Information shown >>
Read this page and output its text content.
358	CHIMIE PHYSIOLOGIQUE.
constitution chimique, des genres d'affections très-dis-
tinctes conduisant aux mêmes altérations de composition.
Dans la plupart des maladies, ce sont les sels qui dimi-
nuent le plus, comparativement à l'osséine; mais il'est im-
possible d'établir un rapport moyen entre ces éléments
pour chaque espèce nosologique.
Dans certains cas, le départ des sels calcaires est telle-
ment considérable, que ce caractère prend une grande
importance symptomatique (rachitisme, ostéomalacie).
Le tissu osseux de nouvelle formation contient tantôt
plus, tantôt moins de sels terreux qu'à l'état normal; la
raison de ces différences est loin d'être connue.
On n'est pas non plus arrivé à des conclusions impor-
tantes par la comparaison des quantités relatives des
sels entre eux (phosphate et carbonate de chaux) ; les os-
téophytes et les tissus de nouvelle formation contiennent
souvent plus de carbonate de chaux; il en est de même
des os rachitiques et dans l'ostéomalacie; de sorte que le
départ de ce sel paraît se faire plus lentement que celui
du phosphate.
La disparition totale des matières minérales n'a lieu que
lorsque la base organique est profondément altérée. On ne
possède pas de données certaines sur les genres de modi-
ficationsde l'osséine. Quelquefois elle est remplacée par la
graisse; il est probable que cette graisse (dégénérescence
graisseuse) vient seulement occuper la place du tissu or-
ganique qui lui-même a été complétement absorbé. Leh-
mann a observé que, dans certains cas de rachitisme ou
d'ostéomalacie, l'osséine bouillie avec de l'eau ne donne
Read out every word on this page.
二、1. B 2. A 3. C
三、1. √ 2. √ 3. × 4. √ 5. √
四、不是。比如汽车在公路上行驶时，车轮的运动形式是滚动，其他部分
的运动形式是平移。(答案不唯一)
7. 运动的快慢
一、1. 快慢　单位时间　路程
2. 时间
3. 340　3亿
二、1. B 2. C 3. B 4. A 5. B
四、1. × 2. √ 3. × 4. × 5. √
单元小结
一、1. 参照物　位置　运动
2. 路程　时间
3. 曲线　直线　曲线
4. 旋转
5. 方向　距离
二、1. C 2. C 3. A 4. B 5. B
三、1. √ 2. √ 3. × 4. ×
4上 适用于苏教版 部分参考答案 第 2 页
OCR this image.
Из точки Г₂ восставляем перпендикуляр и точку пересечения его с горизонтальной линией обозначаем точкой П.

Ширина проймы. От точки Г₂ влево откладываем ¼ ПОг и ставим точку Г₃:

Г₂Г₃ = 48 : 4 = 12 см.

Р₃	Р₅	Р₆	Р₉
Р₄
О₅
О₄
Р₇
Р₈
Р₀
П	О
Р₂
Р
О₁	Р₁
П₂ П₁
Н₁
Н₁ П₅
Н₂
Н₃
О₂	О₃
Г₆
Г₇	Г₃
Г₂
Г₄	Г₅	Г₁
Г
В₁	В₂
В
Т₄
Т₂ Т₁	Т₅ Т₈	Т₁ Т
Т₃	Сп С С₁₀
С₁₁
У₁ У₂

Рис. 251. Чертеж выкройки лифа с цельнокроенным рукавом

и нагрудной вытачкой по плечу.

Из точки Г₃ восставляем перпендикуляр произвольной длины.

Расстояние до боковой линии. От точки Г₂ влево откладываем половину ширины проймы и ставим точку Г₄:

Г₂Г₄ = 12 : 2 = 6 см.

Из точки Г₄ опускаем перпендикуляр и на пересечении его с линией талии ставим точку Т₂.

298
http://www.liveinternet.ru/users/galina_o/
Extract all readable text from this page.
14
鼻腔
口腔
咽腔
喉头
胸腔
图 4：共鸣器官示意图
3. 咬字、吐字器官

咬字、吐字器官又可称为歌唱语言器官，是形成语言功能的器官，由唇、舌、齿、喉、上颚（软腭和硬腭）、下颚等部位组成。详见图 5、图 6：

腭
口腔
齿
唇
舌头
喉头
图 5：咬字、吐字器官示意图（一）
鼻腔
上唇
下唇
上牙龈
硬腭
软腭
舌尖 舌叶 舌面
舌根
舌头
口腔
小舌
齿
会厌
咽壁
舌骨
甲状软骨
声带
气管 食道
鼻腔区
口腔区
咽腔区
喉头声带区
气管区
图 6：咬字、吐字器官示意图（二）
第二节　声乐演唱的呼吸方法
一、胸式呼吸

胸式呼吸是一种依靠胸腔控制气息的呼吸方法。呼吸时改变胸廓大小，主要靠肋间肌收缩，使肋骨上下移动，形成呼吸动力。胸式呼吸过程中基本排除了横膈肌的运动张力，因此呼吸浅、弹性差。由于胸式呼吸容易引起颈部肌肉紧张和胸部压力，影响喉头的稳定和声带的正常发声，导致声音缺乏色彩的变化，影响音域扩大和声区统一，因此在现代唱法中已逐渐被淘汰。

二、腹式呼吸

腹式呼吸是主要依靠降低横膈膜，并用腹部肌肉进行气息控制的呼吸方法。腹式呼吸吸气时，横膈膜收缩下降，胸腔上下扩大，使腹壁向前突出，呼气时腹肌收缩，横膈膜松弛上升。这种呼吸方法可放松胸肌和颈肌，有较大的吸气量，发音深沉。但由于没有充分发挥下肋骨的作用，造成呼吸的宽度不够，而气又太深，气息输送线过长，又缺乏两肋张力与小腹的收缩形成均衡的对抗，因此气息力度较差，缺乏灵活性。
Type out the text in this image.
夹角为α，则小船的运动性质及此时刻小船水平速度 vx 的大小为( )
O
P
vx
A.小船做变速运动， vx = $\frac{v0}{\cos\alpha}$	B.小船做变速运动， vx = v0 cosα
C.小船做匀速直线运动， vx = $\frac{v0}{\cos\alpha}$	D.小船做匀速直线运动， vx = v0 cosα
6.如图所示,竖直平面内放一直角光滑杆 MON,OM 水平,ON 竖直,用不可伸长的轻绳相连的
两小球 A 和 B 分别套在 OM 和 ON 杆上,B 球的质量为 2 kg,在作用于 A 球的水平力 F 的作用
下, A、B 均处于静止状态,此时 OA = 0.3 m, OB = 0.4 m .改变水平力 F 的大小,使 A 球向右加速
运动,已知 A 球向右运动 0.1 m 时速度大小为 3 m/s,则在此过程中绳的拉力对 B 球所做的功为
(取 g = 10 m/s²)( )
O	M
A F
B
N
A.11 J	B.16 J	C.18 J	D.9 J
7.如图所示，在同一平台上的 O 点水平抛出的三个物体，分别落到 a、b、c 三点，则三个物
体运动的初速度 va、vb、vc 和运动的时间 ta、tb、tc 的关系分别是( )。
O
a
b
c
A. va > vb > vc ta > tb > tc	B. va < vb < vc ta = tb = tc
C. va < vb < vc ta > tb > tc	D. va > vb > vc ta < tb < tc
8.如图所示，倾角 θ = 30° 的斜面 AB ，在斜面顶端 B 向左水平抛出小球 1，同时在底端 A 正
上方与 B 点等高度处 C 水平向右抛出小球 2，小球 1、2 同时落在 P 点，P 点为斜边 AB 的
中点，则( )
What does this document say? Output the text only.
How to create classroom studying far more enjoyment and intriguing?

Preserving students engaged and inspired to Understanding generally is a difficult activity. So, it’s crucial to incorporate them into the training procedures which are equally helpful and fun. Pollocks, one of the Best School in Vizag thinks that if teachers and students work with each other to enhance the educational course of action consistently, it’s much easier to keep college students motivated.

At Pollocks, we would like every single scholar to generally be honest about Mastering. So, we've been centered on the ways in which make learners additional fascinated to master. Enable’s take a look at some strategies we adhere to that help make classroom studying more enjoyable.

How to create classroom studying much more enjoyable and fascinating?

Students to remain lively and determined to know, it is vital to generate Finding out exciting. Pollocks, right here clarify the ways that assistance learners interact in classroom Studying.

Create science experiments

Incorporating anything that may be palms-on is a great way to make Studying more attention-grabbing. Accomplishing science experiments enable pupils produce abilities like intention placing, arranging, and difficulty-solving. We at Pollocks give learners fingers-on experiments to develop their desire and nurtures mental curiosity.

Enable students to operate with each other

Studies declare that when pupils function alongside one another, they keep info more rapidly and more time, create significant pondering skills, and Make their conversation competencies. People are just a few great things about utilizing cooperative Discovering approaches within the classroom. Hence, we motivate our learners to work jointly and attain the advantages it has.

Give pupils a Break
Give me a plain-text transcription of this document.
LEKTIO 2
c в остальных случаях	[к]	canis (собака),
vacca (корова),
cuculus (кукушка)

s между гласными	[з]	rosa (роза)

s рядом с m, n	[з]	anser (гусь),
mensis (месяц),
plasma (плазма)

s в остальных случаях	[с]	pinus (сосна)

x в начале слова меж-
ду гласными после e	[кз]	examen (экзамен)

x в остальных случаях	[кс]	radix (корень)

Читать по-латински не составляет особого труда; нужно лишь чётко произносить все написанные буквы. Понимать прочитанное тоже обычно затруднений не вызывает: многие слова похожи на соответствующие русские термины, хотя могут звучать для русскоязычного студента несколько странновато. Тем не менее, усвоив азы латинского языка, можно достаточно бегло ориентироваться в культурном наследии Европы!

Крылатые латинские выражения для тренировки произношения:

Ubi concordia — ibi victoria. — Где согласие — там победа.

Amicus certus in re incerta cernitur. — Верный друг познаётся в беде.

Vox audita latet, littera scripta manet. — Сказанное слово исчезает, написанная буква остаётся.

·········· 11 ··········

Short task >>
Only lines that contain the word "точку" are wanted; copy each of them.

Exercise response >>
Из точки Г₂ восставляем перпендикуляр и точку пересечения его с горизонтальной линией обозначаем точкой П.
Ширина проймы. От точки Г₂ влево откладываем ¼ ПОг и ставим точку Г₃:
Расстояние до боковой линии. От точки Г₂ влево откладываем половину ширины проймы и ставим точку Г₄:
Из точки Г₄ опускаем перпендикуляр и на пересечении его с линией талии ставим точку Т₂.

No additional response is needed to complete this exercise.